- _WHAT THE TASK ASKS_
Using the listing below, extract each line that has the word "уменьшение" in it.

+ + + + + + +

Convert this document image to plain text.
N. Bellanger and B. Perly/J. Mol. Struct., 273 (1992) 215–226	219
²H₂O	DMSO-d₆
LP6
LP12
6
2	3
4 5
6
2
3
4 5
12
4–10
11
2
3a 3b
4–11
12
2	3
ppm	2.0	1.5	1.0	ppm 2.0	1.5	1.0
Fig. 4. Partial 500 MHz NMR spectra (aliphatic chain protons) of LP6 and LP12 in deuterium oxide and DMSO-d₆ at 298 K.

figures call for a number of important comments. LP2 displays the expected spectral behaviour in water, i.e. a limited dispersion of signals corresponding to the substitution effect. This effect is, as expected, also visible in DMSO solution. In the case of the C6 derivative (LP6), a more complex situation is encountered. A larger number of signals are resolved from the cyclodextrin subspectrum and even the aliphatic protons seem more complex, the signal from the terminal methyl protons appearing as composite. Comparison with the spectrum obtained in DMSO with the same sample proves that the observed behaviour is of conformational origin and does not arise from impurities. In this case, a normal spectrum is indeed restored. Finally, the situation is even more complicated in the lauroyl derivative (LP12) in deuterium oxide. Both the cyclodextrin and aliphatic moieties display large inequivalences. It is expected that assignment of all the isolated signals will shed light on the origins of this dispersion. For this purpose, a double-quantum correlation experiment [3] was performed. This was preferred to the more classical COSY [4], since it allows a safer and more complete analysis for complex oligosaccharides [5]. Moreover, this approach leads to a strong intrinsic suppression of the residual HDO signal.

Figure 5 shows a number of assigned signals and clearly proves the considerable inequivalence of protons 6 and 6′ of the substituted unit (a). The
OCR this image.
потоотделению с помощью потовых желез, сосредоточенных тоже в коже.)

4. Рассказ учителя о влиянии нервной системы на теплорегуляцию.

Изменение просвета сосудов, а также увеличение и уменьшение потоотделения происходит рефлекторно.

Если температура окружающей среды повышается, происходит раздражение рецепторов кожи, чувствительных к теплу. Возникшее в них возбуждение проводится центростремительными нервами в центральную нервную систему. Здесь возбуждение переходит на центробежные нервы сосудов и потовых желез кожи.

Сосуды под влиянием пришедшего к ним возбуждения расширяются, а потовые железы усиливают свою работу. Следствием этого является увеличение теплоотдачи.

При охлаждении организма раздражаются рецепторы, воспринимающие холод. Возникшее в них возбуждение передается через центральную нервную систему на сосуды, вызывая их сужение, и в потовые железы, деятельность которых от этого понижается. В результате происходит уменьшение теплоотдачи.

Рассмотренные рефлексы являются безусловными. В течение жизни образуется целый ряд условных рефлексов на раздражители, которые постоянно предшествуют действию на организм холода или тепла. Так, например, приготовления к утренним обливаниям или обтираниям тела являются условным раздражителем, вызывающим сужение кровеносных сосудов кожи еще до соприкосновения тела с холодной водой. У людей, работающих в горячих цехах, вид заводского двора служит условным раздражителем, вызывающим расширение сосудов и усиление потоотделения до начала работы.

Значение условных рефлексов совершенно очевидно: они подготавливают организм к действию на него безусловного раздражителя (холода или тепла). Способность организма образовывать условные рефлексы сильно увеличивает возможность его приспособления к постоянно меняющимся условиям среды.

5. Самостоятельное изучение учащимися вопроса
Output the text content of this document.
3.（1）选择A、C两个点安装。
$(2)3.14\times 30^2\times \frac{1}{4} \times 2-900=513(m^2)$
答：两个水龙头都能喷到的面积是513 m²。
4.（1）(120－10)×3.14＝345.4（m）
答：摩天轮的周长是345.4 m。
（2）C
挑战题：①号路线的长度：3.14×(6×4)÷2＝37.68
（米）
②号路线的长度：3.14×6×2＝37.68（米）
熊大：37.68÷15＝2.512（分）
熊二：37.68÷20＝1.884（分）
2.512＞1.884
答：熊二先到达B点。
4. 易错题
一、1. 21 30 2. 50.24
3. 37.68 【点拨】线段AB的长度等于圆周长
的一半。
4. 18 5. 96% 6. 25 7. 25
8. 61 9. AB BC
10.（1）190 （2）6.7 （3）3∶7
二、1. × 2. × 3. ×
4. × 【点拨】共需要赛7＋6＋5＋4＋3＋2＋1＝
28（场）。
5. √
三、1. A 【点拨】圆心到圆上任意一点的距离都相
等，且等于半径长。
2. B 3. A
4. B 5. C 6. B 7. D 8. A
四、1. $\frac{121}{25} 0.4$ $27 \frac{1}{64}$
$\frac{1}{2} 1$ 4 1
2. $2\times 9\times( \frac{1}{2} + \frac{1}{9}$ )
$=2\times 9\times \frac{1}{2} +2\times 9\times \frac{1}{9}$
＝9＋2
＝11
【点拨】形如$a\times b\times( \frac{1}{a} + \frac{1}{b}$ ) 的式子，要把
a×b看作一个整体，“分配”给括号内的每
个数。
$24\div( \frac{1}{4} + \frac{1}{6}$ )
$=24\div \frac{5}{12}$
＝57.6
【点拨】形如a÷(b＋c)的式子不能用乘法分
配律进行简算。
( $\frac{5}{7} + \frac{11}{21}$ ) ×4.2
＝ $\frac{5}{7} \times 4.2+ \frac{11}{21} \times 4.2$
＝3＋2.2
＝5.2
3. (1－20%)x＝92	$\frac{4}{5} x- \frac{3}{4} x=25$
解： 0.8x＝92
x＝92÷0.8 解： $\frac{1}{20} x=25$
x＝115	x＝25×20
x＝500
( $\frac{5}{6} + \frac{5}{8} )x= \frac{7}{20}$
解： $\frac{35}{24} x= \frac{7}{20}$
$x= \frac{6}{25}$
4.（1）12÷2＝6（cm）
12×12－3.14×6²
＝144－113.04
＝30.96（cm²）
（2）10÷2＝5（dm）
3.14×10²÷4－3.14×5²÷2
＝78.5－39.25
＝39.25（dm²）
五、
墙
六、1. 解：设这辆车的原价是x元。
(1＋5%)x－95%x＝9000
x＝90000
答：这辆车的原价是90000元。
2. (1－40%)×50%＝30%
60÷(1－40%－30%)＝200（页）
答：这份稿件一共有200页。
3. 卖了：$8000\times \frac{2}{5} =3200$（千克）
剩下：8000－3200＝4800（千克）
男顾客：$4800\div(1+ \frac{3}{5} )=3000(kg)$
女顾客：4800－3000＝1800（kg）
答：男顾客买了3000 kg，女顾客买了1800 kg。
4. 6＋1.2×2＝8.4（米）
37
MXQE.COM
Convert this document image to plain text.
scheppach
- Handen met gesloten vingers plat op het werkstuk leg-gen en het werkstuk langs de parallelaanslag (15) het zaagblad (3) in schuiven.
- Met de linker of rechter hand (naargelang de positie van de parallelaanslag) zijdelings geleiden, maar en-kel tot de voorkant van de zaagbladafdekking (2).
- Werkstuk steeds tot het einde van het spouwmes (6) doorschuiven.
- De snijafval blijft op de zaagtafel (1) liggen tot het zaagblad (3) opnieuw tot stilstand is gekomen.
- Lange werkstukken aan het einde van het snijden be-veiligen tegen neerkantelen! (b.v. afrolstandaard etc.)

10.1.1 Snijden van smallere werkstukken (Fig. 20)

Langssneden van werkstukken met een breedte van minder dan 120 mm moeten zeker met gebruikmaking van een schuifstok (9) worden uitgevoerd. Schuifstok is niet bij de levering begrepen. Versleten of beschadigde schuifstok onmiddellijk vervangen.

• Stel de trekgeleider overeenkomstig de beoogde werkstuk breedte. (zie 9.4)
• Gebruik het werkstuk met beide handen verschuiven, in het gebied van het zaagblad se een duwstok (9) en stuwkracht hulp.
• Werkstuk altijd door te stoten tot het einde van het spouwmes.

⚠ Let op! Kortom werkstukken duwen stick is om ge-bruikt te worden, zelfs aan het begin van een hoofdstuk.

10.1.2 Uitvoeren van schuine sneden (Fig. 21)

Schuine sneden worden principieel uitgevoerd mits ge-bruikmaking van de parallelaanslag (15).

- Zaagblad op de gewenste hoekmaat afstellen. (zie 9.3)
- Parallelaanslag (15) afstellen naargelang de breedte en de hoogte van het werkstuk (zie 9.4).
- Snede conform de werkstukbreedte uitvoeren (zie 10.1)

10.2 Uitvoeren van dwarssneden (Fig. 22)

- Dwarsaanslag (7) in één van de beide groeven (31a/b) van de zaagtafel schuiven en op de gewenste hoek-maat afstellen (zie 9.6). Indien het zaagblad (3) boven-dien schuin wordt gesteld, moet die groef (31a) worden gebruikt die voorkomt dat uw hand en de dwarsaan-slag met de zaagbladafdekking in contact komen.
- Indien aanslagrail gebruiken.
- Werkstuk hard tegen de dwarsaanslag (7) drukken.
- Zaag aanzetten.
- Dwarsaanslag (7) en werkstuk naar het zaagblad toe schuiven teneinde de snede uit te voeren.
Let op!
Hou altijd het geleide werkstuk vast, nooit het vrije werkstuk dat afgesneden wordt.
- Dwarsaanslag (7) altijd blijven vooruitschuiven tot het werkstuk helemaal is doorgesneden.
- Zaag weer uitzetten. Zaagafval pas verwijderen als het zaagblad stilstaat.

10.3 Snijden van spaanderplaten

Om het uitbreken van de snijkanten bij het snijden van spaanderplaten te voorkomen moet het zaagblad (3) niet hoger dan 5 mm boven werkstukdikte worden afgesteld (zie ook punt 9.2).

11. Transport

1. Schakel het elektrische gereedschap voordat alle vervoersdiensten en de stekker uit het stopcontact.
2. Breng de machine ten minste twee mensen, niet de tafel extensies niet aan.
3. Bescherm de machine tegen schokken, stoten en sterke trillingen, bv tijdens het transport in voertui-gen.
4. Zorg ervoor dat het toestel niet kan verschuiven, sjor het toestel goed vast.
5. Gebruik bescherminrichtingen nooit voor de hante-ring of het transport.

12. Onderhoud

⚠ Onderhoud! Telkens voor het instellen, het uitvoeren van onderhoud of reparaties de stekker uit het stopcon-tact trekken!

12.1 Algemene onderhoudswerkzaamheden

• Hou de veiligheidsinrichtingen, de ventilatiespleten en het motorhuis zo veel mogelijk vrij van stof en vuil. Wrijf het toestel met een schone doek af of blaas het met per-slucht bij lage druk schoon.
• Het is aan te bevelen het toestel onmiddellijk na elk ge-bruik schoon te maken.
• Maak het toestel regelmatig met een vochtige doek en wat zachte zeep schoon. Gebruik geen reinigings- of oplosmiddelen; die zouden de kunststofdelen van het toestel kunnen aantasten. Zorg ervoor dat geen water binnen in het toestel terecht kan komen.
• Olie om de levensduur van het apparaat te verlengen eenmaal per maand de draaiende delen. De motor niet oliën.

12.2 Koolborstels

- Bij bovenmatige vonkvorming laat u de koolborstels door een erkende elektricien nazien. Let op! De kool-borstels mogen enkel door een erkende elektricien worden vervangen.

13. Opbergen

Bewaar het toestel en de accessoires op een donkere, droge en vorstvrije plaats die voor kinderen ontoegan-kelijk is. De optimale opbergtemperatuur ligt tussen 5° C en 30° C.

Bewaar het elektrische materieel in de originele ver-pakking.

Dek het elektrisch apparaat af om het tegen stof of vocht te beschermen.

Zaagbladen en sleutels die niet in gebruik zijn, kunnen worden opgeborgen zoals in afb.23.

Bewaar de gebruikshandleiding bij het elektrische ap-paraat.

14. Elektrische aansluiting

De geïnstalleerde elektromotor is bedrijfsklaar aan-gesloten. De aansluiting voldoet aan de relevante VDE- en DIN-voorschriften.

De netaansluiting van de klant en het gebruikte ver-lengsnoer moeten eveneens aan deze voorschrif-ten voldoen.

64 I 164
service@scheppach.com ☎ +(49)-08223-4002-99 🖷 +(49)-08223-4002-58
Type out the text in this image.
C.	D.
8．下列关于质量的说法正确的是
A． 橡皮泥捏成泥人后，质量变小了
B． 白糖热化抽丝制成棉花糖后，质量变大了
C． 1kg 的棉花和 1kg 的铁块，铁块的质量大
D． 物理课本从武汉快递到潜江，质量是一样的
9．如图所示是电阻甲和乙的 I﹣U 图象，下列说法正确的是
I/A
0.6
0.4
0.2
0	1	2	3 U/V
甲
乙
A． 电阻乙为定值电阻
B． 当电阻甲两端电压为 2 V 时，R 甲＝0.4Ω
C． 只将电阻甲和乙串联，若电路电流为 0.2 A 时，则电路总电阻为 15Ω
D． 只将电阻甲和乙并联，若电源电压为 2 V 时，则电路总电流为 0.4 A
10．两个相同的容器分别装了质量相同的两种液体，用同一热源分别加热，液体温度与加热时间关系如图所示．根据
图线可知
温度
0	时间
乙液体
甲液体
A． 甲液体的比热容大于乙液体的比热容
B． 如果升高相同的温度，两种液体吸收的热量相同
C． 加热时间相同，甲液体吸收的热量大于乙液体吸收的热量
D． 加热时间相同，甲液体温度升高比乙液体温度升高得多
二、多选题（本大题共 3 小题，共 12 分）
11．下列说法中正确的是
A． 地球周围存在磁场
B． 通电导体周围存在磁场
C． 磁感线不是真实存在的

+ + + + + + +

- _TASK OUTPUT_
Изменение просвета сосудов, а также увеличение и уменьшение потоотделения происходит рефлекторно.
При охлаждении организма раздражаются рецепторы, воспринимающие холод. Возникшее в них возбуждение передается через центральную нервную систему на сосуды, вызывая их сужение, и в потовые железы, деятельность которых от этого понижается. В результате происходит уменьшение теплоотдачи.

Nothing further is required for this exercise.